start MATERIAL PROVIDED
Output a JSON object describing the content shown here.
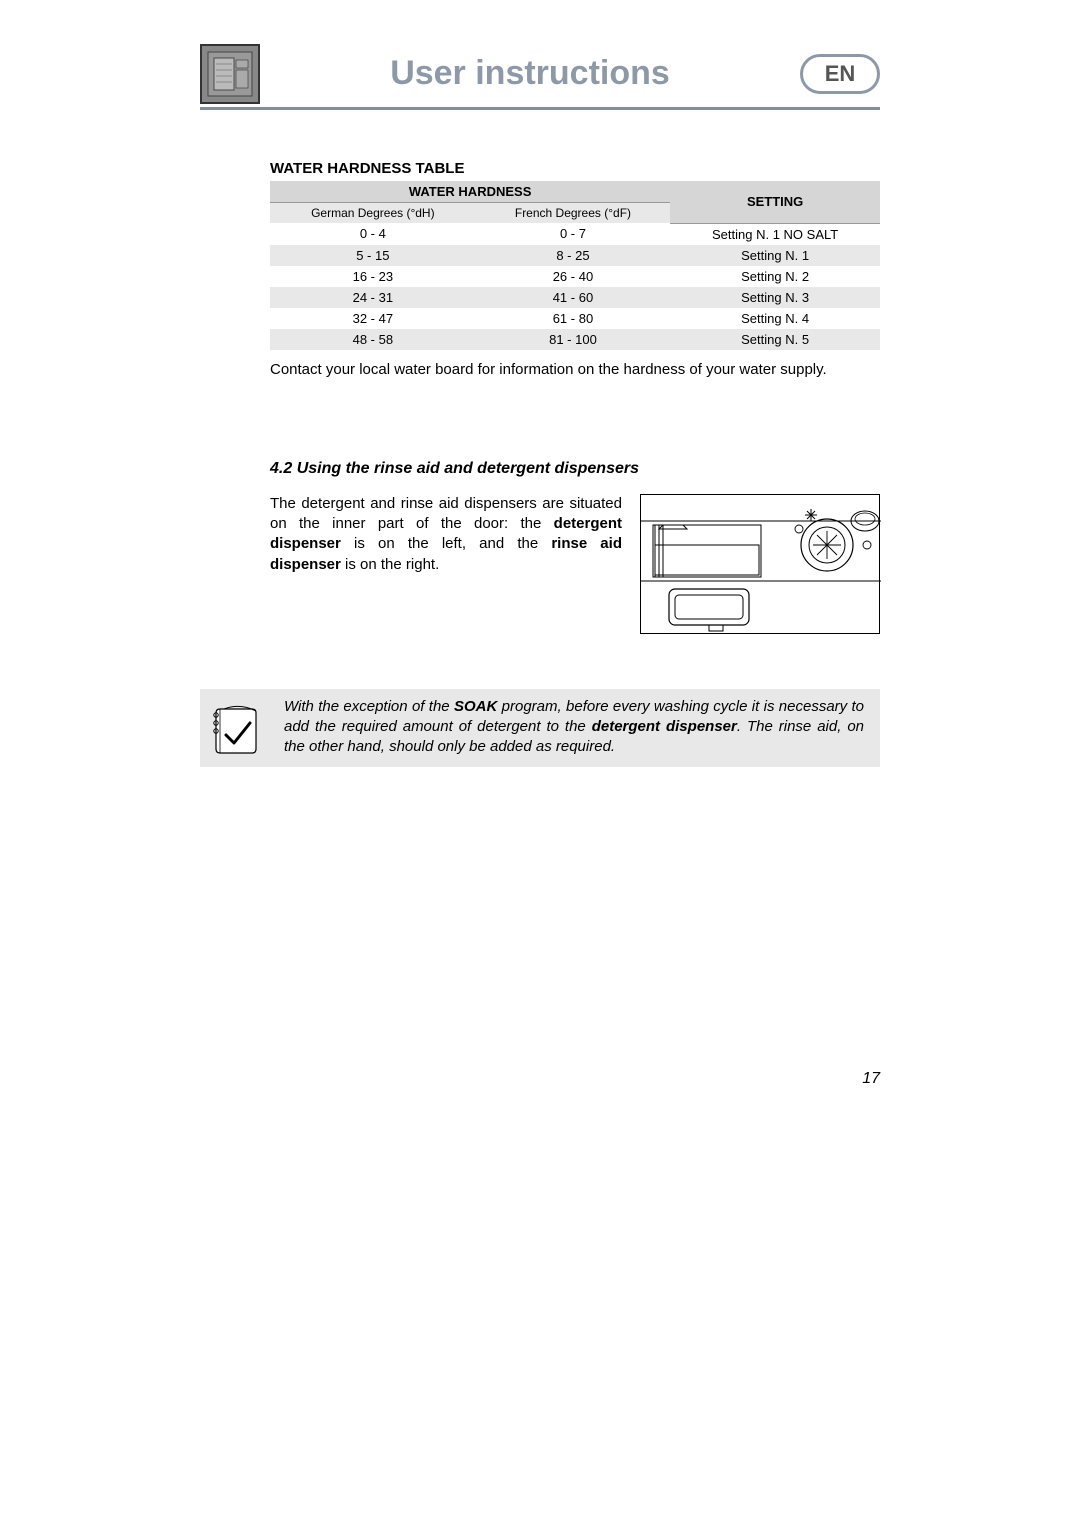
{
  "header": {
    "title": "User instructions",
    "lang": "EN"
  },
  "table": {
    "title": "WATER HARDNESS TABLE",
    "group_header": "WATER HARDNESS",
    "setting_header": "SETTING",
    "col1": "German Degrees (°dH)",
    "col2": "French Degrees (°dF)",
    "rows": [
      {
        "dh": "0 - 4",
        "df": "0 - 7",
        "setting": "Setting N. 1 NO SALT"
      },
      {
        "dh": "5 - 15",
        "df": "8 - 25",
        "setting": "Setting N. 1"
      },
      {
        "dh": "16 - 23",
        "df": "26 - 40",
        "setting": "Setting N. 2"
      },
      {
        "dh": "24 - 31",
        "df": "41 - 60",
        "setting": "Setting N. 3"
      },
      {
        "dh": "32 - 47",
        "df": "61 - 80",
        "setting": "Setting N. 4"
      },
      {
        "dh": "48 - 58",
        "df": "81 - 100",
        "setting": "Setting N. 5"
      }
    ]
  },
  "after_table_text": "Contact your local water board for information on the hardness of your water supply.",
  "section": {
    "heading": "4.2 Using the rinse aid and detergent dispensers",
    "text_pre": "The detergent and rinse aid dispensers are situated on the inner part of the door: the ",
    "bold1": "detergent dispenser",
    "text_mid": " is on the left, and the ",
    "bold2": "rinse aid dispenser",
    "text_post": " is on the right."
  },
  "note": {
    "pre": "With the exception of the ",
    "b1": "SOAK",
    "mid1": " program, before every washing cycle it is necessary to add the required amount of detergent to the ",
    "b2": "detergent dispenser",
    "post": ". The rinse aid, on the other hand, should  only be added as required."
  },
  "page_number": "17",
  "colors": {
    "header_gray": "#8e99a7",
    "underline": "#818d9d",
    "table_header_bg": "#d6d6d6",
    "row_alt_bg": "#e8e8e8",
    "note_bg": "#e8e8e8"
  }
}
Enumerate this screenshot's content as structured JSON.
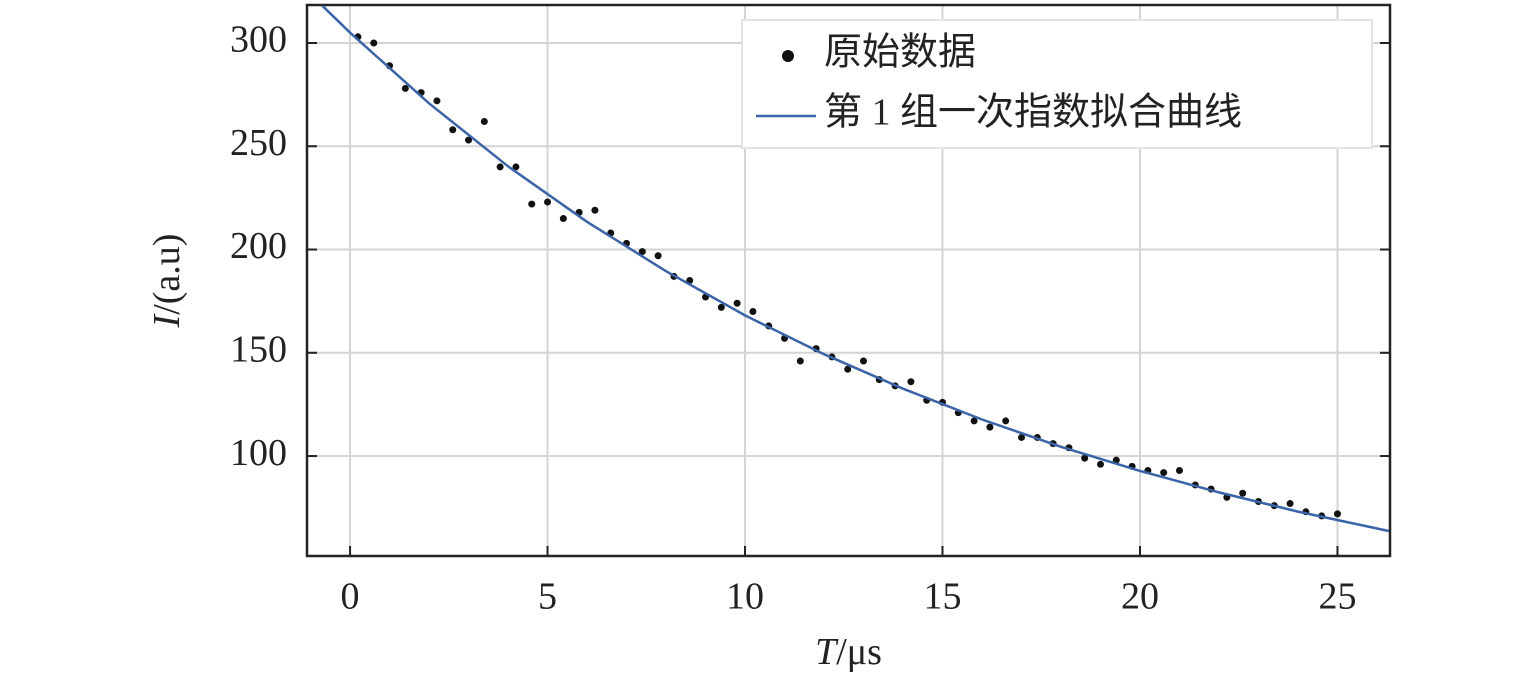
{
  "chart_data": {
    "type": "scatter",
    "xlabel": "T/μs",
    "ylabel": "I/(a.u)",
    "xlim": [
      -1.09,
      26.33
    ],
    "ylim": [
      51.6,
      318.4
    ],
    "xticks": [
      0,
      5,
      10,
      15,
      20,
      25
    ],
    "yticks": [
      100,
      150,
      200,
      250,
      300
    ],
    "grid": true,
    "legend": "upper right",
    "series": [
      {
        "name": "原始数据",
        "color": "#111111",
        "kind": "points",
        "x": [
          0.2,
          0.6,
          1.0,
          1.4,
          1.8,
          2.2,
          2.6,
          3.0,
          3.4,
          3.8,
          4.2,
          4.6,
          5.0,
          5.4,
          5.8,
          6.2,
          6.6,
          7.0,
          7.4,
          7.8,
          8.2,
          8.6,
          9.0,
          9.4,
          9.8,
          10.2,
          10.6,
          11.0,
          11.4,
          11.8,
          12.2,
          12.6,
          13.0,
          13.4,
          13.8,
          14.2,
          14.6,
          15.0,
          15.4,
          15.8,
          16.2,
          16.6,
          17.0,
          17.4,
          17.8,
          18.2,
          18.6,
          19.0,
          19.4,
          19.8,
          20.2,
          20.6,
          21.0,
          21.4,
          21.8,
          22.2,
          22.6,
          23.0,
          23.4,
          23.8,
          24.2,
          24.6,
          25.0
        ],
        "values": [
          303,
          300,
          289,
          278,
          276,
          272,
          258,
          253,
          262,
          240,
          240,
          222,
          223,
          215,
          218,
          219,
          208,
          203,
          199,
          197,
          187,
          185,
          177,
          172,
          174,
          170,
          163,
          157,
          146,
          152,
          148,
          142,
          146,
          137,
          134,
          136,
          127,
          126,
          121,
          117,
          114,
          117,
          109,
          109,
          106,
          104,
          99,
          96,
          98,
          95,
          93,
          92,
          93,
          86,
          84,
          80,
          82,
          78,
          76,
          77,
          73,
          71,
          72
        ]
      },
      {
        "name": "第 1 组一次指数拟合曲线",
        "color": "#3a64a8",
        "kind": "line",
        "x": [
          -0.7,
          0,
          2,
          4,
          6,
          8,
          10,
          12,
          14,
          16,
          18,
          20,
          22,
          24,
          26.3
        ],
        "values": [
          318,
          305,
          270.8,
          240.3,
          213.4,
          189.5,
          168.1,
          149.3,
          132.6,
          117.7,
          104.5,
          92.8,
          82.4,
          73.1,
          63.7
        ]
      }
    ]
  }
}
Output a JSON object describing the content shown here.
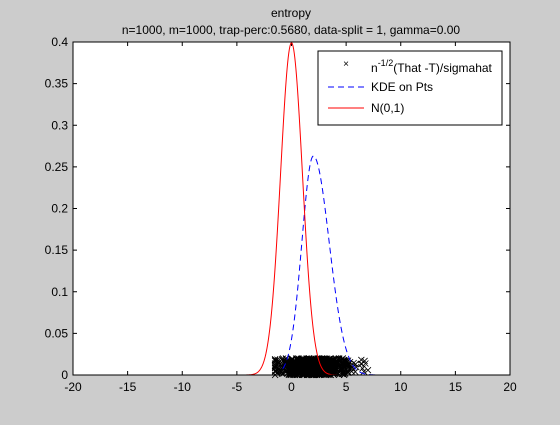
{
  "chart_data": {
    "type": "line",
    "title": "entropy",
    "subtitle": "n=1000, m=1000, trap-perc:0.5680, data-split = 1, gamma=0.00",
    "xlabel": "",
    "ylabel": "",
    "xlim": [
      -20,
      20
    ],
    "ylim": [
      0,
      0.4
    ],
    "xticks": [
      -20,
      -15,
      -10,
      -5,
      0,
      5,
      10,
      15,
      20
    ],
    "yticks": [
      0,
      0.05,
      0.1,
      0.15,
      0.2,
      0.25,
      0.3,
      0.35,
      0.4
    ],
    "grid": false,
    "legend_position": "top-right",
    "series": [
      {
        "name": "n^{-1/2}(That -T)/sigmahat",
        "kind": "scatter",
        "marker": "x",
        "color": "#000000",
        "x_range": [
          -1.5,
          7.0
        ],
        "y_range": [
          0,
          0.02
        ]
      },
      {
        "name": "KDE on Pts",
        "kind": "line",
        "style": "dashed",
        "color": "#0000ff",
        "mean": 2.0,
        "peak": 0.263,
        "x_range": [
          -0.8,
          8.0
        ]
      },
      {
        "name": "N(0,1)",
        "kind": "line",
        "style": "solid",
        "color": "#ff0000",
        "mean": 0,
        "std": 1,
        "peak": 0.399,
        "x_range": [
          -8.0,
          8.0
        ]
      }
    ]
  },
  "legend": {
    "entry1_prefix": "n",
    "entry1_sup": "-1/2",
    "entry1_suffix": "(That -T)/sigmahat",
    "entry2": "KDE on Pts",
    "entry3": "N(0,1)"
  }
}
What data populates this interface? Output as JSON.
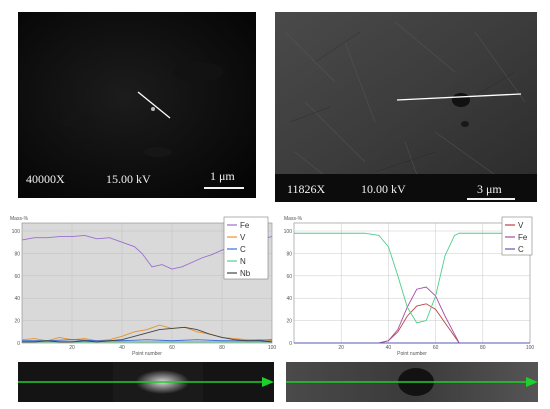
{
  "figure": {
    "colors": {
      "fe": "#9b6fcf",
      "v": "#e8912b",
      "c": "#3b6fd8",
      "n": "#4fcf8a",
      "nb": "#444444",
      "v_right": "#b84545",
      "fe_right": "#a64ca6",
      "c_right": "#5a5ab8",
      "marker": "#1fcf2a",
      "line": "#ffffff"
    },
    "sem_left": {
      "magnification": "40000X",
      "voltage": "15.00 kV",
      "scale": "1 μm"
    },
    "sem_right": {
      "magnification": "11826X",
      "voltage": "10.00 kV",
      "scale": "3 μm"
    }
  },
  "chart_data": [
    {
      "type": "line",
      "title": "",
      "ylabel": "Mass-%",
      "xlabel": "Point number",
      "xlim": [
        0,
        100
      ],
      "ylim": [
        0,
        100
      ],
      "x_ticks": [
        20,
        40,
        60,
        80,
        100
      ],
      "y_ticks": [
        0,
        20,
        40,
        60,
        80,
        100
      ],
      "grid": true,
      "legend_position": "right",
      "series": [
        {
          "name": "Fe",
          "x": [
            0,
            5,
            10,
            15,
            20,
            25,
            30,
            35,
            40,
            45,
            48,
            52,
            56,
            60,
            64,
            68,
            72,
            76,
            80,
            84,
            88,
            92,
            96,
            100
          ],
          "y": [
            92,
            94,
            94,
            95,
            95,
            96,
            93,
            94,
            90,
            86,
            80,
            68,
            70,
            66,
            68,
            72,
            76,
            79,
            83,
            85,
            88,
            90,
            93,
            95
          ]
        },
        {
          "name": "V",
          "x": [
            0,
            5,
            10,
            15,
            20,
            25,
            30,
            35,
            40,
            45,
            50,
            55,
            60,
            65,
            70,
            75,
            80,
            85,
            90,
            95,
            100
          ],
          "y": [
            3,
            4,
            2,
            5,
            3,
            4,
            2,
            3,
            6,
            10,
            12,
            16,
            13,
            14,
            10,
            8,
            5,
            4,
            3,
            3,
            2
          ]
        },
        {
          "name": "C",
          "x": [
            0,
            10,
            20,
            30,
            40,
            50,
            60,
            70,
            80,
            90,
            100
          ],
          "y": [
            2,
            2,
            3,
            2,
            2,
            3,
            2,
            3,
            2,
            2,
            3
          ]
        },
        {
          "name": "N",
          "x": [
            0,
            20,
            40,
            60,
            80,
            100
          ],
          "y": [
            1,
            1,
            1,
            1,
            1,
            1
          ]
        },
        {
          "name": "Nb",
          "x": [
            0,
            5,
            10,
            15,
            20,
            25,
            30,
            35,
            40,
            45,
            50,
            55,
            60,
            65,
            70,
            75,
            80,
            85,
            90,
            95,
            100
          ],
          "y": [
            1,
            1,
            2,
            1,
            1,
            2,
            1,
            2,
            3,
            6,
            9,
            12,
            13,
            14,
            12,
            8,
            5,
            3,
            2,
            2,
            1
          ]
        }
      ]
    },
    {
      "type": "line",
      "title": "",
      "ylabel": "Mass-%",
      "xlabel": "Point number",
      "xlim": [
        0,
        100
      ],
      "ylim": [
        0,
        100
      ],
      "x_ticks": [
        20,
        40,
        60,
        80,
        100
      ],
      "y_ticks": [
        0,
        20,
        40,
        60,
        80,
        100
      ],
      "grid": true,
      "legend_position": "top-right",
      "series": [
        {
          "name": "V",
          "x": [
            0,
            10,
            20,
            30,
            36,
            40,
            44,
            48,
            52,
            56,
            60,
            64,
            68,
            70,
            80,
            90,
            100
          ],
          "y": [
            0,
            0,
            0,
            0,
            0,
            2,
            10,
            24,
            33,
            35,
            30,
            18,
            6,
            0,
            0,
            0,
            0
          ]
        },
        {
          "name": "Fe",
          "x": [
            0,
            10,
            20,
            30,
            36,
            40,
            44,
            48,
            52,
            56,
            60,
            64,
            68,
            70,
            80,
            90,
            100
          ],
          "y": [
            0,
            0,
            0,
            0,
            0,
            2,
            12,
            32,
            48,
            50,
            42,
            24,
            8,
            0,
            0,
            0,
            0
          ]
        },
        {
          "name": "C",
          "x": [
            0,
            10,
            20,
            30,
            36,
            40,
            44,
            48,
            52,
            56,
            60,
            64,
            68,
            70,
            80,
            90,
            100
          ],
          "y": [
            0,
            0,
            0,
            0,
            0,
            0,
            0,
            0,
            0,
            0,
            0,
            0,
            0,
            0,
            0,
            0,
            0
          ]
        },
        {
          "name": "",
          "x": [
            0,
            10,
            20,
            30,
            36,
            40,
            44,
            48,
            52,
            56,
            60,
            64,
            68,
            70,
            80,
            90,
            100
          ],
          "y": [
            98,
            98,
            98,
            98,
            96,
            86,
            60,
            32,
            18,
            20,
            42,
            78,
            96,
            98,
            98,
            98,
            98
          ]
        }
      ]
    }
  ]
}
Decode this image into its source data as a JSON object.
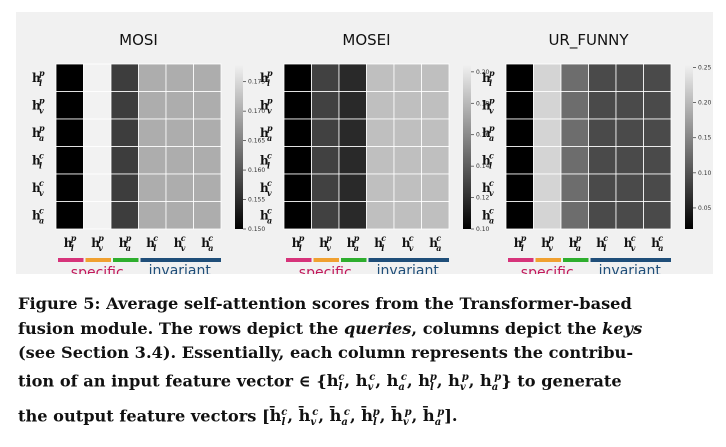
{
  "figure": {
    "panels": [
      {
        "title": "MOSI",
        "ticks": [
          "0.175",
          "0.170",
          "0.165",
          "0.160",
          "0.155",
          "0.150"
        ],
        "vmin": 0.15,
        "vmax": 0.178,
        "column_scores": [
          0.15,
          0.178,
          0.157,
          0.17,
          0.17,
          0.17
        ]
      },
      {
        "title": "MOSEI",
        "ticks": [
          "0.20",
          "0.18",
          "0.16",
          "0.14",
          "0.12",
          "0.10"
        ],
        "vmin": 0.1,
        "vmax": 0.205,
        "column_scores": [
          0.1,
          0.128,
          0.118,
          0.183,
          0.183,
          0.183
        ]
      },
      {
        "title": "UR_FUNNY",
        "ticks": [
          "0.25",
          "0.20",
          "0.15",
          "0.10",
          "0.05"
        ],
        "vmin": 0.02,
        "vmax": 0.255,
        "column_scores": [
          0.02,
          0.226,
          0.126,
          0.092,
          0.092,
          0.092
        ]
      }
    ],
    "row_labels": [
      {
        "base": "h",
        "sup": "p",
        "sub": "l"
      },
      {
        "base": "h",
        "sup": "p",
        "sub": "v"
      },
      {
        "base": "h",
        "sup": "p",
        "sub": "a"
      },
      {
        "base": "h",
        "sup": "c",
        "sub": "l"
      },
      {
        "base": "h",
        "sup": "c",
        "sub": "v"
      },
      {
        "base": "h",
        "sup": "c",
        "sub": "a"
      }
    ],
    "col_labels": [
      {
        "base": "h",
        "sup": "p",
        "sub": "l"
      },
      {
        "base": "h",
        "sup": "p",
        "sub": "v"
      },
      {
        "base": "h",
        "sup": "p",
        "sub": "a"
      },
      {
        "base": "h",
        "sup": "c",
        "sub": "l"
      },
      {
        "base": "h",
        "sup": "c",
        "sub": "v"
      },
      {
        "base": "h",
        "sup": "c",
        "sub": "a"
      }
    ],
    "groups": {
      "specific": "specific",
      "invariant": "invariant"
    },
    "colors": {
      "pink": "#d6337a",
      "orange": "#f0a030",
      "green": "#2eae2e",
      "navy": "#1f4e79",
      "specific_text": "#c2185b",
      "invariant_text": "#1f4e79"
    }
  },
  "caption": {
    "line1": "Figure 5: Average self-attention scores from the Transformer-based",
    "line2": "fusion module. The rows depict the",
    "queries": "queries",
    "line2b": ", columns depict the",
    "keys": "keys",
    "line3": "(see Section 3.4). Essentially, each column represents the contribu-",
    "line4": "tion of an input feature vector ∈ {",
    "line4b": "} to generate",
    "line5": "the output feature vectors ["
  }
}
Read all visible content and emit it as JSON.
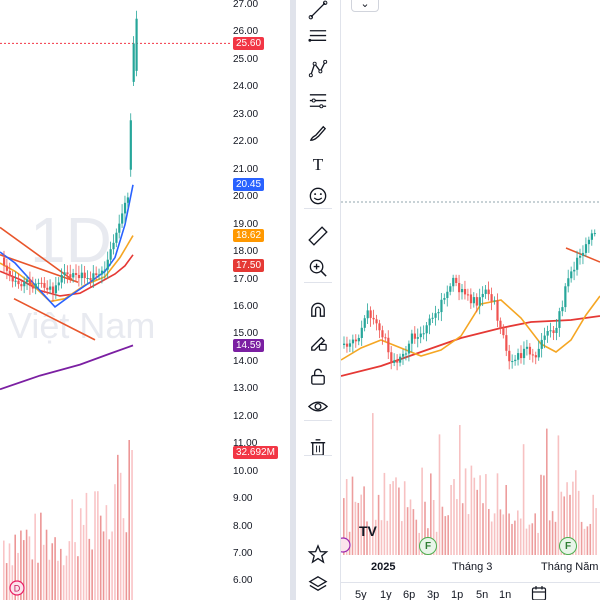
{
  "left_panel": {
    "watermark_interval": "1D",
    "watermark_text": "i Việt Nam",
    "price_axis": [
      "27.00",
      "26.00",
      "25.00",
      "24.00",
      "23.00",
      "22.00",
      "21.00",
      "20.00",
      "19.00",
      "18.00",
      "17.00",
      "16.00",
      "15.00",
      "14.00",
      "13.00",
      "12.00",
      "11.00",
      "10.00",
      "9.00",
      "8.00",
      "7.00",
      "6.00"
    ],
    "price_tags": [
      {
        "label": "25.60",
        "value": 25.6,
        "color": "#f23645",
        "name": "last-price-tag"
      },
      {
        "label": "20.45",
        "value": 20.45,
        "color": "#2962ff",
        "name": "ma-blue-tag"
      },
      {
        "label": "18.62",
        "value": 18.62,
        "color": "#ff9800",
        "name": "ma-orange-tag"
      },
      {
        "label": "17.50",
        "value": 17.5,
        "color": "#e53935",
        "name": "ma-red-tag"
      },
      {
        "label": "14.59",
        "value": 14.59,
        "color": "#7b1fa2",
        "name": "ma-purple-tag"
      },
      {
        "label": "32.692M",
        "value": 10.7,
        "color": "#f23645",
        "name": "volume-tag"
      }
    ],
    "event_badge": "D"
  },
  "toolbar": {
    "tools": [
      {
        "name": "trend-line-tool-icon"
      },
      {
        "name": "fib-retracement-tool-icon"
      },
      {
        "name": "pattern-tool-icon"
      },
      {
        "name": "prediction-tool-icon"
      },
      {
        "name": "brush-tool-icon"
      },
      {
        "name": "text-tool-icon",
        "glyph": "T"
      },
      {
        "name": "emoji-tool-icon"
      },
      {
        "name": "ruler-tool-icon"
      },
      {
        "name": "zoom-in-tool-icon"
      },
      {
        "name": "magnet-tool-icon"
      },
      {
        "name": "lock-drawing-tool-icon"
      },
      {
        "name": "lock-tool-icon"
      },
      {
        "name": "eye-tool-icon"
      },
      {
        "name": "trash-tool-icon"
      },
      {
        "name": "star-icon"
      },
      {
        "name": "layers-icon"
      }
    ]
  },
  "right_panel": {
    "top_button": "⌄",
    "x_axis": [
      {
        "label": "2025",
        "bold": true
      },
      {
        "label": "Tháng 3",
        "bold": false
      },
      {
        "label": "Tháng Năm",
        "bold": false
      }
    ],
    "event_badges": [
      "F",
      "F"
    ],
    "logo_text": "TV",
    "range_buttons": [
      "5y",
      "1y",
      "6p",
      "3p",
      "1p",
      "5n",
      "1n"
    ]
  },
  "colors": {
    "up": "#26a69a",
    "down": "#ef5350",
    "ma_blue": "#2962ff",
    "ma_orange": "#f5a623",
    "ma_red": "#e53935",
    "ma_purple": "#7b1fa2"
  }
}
end MATERIAL PROVIDED
Determine how many lines of the listing above hold the word "dispensers". Report that number without anything else.

2